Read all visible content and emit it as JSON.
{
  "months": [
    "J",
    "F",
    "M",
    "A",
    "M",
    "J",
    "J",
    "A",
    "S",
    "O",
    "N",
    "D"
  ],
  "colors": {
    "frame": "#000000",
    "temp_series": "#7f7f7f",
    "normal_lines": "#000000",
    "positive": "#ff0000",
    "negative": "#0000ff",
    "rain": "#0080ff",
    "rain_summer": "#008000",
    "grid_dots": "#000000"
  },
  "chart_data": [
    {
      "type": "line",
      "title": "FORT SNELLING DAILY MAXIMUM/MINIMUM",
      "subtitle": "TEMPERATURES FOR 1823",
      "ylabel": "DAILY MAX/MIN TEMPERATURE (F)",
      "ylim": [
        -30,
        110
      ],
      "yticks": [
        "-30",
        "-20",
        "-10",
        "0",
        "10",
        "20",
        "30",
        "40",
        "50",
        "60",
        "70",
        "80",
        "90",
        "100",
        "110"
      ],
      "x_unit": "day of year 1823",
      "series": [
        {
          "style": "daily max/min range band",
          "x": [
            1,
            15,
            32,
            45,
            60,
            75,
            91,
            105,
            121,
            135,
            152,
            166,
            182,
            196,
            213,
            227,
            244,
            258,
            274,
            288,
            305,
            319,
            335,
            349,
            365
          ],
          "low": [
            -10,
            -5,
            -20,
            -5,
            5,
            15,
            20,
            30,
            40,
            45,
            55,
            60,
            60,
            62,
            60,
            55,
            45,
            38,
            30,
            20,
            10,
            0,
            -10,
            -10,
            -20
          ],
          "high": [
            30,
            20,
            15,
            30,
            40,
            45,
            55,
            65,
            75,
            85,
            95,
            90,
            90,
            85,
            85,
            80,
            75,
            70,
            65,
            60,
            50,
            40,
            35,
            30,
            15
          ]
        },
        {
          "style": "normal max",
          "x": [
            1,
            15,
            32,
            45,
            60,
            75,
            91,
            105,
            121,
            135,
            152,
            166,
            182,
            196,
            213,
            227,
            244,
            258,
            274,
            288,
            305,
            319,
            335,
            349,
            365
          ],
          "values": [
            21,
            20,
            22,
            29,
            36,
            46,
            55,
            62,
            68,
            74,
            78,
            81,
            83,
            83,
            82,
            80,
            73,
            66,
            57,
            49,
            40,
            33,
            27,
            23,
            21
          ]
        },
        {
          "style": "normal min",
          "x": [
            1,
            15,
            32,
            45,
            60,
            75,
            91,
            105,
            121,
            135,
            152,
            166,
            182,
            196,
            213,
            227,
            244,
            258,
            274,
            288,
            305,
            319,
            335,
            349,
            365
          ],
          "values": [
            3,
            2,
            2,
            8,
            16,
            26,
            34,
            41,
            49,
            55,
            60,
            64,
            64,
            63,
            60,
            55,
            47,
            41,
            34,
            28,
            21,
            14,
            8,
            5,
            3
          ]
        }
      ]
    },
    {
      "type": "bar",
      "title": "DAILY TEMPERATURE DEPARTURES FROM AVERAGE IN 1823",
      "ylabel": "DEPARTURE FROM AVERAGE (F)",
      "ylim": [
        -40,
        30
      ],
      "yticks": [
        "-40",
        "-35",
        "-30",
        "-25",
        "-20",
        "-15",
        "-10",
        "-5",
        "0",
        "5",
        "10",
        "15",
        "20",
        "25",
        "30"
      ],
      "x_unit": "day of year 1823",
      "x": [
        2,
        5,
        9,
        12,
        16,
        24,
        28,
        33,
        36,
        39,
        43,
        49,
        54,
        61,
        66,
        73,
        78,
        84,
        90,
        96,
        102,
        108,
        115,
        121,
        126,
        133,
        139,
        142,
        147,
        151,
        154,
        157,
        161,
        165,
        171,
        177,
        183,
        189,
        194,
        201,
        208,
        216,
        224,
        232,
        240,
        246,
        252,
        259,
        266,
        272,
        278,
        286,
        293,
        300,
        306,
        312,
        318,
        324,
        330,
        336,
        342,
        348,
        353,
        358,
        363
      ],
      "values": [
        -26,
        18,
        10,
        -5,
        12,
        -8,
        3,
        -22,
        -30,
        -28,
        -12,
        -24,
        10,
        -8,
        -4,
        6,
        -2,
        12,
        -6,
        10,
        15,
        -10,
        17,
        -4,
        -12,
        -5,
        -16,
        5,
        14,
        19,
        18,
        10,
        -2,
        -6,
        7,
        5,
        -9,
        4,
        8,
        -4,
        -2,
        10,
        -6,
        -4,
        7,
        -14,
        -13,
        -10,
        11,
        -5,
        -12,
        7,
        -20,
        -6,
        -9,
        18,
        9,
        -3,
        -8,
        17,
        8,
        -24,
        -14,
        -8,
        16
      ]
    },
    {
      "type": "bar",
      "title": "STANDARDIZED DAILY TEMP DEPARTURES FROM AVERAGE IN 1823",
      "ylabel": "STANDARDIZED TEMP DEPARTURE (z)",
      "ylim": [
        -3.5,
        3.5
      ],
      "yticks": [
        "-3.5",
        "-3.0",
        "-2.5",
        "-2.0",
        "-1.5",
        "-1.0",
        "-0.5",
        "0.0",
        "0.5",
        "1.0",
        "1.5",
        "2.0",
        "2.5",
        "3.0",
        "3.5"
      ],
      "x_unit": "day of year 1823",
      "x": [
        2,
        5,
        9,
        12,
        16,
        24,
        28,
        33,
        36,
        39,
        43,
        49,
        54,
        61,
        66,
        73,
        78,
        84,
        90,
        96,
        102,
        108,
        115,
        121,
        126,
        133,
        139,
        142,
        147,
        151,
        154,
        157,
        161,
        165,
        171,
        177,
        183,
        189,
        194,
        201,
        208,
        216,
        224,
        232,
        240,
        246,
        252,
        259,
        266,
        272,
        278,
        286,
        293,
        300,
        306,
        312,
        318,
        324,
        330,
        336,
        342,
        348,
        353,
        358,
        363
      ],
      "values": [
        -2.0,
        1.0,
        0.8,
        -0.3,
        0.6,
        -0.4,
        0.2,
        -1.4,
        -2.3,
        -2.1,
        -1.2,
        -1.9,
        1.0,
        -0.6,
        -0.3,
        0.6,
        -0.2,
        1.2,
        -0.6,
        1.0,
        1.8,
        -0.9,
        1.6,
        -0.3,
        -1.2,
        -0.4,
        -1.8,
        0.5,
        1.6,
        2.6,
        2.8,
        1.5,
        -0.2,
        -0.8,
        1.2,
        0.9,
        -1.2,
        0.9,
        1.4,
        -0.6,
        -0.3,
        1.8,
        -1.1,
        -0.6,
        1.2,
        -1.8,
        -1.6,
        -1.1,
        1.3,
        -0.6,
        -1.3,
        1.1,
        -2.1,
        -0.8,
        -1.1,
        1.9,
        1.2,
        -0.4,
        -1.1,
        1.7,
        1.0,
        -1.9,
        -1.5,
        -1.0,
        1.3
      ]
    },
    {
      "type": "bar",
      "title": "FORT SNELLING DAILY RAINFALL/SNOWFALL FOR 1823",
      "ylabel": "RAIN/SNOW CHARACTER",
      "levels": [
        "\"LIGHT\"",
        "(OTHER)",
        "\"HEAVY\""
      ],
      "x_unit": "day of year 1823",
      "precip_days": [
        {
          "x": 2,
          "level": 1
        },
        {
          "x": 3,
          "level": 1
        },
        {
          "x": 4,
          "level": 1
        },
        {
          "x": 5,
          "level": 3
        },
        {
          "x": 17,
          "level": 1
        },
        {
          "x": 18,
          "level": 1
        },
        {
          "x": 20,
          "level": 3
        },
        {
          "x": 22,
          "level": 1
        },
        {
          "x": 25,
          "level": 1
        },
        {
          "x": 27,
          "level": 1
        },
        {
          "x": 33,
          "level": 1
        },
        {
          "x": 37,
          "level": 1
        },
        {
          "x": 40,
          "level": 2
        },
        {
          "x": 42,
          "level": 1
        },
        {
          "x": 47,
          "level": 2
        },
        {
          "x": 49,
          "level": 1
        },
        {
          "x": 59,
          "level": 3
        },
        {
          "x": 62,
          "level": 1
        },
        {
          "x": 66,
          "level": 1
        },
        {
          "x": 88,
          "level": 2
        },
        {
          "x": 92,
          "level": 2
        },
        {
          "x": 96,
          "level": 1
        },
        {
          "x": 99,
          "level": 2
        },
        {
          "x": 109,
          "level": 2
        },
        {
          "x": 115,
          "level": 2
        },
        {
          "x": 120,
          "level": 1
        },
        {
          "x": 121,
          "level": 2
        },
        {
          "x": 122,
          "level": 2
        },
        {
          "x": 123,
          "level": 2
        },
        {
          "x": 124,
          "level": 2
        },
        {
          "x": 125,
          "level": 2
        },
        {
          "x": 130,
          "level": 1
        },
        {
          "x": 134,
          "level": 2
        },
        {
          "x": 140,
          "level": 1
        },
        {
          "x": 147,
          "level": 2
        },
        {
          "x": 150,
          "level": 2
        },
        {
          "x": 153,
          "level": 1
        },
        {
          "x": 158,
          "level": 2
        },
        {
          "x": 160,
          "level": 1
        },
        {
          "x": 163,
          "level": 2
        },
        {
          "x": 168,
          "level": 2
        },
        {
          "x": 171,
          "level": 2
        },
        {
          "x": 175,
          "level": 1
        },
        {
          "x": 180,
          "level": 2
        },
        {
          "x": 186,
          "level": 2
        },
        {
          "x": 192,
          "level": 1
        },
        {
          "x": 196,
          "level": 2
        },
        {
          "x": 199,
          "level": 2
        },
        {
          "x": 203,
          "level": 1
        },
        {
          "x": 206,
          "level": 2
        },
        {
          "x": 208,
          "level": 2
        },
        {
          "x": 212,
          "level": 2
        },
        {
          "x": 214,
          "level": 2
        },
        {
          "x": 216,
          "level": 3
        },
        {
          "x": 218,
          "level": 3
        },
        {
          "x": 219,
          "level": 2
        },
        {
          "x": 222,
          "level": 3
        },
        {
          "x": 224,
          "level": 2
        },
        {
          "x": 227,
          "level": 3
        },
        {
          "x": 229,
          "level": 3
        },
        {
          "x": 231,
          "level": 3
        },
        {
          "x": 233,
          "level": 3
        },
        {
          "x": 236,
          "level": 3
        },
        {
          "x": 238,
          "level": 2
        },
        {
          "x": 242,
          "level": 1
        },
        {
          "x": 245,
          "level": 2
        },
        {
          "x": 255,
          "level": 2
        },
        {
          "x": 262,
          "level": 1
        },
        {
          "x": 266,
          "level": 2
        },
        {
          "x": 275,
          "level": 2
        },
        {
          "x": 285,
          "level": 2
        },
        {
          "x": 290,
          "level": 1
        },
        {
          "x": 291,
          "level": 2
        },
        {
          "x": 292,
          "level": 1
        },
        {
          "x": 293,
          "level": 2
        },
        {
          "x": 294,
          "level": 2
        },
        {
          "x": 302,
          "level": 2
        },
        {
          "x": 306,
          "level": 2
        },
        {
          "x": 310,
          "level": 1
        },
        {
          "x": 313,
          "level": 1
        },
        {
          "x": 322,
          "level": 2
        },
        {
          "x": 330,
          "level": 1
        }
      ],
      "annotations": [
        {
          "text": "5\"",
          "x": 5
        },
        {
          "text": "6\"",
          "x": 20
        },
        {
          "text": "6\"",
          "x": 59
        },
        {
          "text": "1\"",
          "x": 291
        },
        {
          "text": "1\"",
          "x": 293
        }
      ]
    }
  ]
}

§ The problem:
Take every line containing the word "style" and copy it.

§ Output below:
          "style": "daily max/min range band",
          "style": "normal max",
          "style": "normal min",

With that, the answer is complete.